▶ **PROMPT**
In the entries below, filter for the word "panel" and copy every matching line.

[Stored items from a collection]
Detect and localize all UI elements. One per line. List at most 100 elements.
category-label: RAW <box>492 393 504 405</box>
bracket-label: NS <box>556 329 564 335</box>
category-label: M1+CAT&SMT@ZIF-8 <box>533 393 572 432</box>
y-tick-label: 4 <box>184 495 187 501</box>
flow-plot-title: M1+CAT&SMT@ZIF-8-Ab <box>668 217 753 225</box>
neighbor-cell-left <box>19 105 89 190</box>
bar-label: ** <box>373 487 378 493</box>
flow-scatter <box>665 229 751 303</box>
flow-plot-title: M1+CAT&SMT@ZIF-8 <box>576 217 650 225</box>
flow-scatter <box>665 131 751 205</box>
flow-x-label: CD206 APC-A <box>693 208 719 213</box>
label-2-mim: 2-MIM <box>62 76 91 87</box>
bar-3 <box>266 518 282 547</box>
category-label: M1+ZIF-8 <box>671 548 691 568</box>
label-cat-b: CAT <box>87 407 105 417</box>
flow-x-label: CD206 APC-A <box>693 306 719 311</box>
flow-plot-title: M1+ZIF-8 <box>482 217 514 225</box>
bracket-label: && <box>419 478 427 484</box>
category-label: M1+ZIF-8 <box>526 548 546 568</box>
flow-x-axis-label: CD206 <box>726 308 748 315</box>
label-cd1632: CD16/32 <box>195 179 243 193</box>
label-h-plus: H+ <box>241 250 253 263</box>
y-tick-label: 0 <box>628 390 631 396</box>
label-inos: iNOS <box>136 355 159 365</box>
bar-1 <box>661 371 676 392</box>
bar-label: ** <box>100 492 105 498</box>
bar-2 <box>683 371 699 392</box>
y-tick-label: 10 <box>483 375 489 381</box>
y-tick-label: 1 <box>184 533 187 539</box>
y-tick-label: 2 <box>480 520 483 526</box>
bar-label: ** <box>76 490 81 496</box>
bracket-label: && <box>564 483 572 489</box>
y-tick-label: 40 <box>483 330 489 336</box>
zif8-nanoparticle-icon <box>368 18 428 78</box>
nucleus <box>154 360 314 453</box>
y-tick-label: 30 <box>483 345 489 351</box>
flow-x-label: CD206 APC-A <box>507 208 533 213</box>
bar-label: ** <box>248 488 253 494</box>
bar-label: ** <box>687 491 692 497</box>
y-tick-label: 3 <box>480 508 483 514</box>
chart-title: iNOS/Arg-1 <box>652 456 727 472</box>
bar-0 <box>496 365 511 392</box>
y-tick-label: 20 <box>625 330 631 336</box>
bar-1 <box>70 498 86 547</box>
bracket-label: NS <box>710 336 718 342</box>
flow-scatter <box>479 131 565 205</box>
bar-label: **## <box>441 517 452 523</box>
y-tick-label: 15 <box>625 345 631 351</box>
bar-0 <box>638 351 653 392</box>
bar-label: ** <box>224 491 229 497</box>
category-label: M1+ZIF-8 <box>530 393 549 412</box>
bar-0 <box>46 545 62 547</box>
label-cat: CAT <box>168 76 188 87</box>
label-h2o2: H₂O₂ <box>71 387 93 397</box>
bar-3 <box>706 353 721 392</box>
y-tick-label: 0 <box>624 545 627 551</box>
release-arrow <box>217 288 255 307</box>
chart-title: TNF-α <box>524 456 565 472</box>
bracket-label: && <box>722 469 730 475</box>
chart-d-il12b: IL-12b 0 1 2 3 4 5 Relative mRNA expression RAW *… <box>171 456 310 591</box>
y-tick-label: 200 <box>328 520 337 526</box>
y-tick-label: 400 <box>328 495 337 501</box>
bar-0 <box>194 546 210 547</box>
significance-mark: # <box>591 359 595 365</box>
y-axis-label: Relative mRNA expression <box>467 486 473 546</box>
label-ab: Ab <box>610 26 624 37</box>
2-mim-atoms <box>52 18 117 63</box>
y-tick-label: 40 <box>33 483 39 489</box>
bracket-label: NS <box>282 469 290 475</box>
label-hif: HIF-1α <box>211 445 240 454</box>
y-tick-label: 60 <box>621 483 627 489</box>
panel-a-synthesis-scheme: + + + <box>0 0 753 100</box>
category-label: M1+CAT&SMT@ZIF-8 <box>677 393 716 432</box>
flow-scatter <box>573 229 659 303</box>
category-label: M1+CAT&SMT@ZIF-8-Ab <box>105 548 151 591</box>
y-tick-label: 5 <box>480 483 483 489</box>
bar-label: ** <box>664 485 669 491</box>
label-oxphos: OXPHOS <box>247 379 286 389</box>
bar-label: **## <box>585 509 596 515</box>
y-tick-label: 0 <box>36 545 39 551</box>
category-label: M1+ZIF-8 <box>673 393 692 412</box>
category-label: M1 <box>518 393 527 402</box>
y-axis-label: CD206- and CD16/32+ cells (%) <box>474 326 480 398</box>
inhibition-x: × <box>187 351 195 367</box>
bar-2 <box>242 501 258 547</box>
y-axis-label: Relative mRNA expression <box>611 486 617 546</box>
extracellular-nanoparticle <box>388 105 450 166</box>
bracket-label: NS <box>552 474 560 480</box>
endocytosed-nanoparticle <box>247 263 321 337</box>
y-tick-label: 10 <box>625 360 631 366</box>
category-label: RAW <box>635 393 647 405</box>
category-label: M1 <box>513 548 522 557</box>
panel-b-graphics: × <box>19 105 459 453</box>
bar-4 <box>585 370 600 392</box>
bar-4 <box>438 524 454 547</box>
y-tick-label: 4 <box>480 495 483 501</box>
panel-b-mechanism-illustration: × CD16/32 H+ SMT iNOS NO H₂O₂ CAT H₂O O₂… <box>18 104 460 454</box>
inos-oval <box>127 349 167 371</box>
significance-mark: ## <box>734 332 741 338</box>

▶ **EXERCISE SOLUTION**
panel-a-synthesis-scheme: + + + <box>0 0 753 100</box>
panel-b-graphics: × <box>19 105 459 453</box>
panel-b-mechanism-illustration: × CD16/32 H+ SMT iNOS NO H₂O₂ CAT H₂O O₂… <box>18 104 460 454</box>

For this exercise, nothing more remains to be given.